◆ Exercise details
Output every entry exactly as written, skipping any pictures.

◆ Data shown
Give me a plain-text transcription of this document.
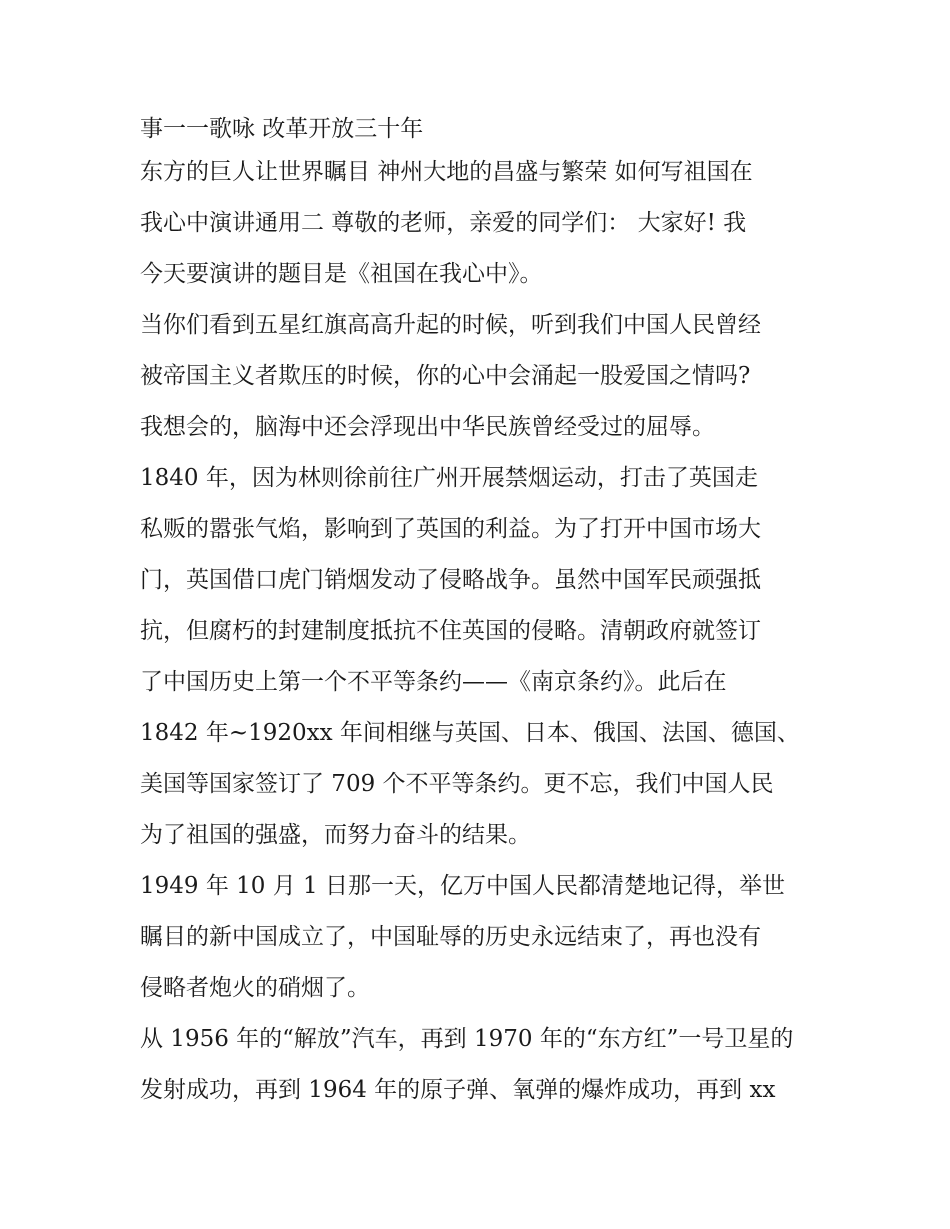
事一一歌咏 改革开放三十年
东方的巨人让世界瞩目 神州大地的昌盛与繁荣 如何写祖国在
我心中演讲通用二 尊敬的老师，亲爱的同学们： 大家好! 我
今天要演讲的题目是《祖国在我心中》。
当你们看到五星红旗高高升起的时候，听到我们中国人民曾经
被帝国主义者欺压的时候，你的心中会涌起一股爱国之情吗?
我想会的，脑海中还会浮现出中华民族曾经受过的屈辱。
1840 年，因为林则徐前往广州开展禁烟运动，打击了英国走
私贩的嚣张气焰，影响到了英国的利益。为了打开中国市场大
门，英国借口虎门销烟发动了侵略战争。虽然中国军民顽强抵
抗，但腐朽的封建制度抵抗不住英国的侵略。清朝政府就签订
了中国历史上第一个不平等条约——《南京条约》。此后在
1842 年~1920xx 年间相继与英国、日本、俄国、法国、德国、
美国等国家签订了 709 个不平等条约。更不忘，我们中国人民
为了祖国的强盛，而努力奋斗的结果。
1949 年 10 月 1 日那一天，亿万中国人民都清楚地记得，举世
瞩目的新中国成立了，中国耻辱的历史永远结束了，再也没有
侵略者炮火的硝烟了。
从 1956 年的“解放”汽车，再到 1970 年的“东方红”一号卫星的
发射成功，再到 1964 年的原子弹、氧弹的爆炸成功，再到 xx
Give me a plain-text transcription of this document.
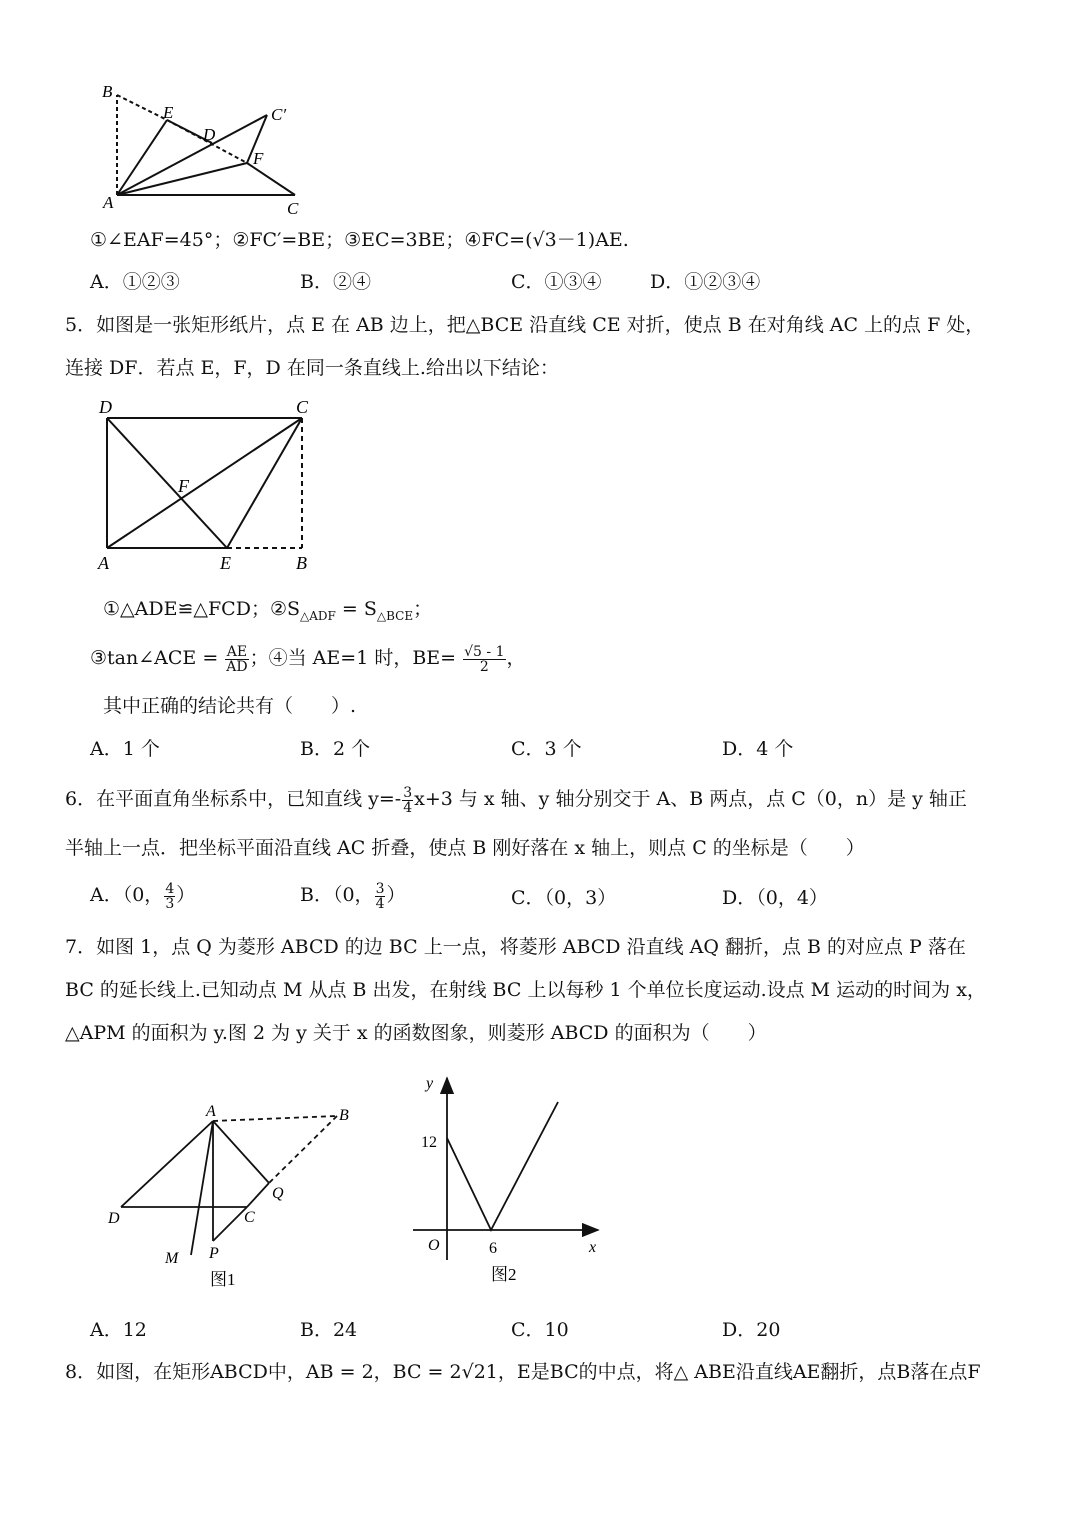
B
E
D
C′
F
A	C
①∠EAF=45°；②FC′=BE；③EC=3BE；④FC=(√3－1)AE.
A．①②③	B．②④	C．①③④	D．①②③④
5．如图是一张矩形纸片，点 E 在 AB 边上，把△BCE 沿直线 CE 对折，使点 B 在对角线 AC 上的点 F 处，
连接 DF．若点 E，F，D 在同一条直线上.给出以下结论：
D	C
F
A	E	B
①△ADE≌△FCD；$②S_{\triangle ADF} = S_{\triangle BCE}$；
③tan∠ACE = $\frac{AE}{AD}$ ；④当 AE=1 时，$BE= \frac{√5 - 1}{2}$ ，
其中正确的结论共有（　　）.
A．1 个	B．2 个	C．3 个	D．4 个
6．在平面直角坐标系中，已知直线 $y=- \frac{3}{4} x+3$ 与 x 轴、y 轴分别交于 A、B 两点，点 C（0，n）是 y 轴正
半轴上一点．把坐标平面沿直线 AC 折叠，使点 B 刚好落在 x 轴上，则点 C 的坐标是（　　）
A．（0， $\frac{4}{3}$ ）	B．（0， $\frac{3}{4}$ ）	C．（0，3）	D．（0，4）
7．如图 1，点 Q 为菱形 ABCD 的边 BC 上一点，将菱形 ABCD 沿直线 AQ 翻折，点 B 的对应点 P 落在
BC 的延长线上.已知动点 M 从点 B 出发，在射线 BC 上以每秒 1 个单位长度运动.设点 M 运动的时间为 x，
△APM 的面积为 y.图 2 为 y 关于 x 的函数图象，则菱形 ABCD 的面积为（　　）
A	B
D	C
Q
M P
图1
y
12
O	6	x
图2
A．12	B．24	C．10	D．20
8．如图，在矩形ABCD中，AB = 2，BC = 2√21，E是BC的中点，将△ ABE沿直线AE翻折，点B落在点F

◆ Correct output
Give me a plain-text transcription of this document.
事一一歌咏 改革开放三十年
东方的巨人让世界瞩目 神州大地的昌盛与繁荣 如何写祖国在
我心中演讲通用二 尊敬的老师，亲爱的同学们： 大家好! 我
今天要演讲的题目是《祖国在我心中》。
当你们看到五星红旗高高升起的时候，听到我们中国人民曾经
被帝国主义者欺压的时候，你的心中会涌起一股爱国之情吗?
我想会的，脑海中还会浮现出中华民族曾经受过的屈辱。
1840 年，因为林则徐前往广州开展禁烟运动，打击了英国走
私贩的嚣张气焰，影响到了英国的利益。为了打开中国市场大
门，英国借口虎门销烟发动了侵略战争。虽然中国军民顽强抵
抗，但腐朽的封建制度抵抗不住英国的侵略。清朝政府就签订
了中国历史上第一个不平等条约——《南京条约》。此后在
1842 年~1920xx 年间相继与英国、日本、俄国、法国、德国、
美国等国家签订了 709 个不平等条约。更不忘，我们中国人民
为了祖国的强盛，而努力奋斗的结果。
1949 年 10 月 1 日那一天，亿万中国人民都清楚地记得，举世
瞩目的新中国成立了，中国耻辱的历史永远结束了，再也没有
侵略者炮火的硝烟了。
从 1956 年的“解放”汽车，再到 1970 年的“东方红”一号卫星的
发射成功，再到 1964 年的原子弹、氧弹的爆炸成功，再到 xx
Give me a plain-text transcription of this document.
B
E
D
C′
F
A	C
①∠EAF=45°；②FC′=BE；③EC=3BE；④FC=(√3－1)AE.
A．①②③	B．②④	C．①③④	D．①②③④
5．如图是一张矩形纸片，点 E 在 AB 边上，把△BCE 沿直线 CE 对折，使点 B 在对角线 AC 上的点 F 处，
连接 DF．若点 E，F，D 在同一条直线上.给出以下结论：
D	C
F
A	E	B
①△ADE≌△FCD；$②S_{\triangle ADF} = S_{\triangle BCE}$；
③tan∠ACE = $\frac{AE}{AD}$ ；④当 AE=1 时，$BE= \frac{√5 - 1}{2}$ ，
其中正确的结论共有（　　）.
A．1 个	B．2 个	C．3 个	D．4 个
6．在平面直角坐标系中，已知直线 $y=- \frac{3}{4} x+3$ 与 x 轴、y 轴分别交于 A、B 两点，点 C（0，n）是 y 轴正
半轴上一点．把坐标平面沿直线 AC 折叠，使点 B 刚好落在 x 轴上，则点 C 的坐标是（　　）
A．（0， $\frac{4}{3}$ ）	B．（0， $\frac{3}{4}$ ）	C．（0，3）	D．（0，4）
7．如图 1，点 Q 为菱形 ABCD 的边 BC 上一点，将菱形 ABCD 沿直线 AQ 翻折，点 B 的对应点 P 落在
BC 的延长线上.已知动点 M 从点 B 出发，在射线 BC 上以每秒 1 个单位长度运动.设点 M 运动的时间为 x，
△APM 的面积为 y.图 2 为 y 关于 x 的函数图象，则菱形 ABCD 的面积为（　　）
A	B
D	C
Q
M P
图1
y
12
O	6	x
图2
A．12	B．24	C．10	D．20
8．如图，在矩形ABCD中，AB = 2，BC = 2√21，E是BC的中点，将△ ABE沿直线AE翻折，点B落在点F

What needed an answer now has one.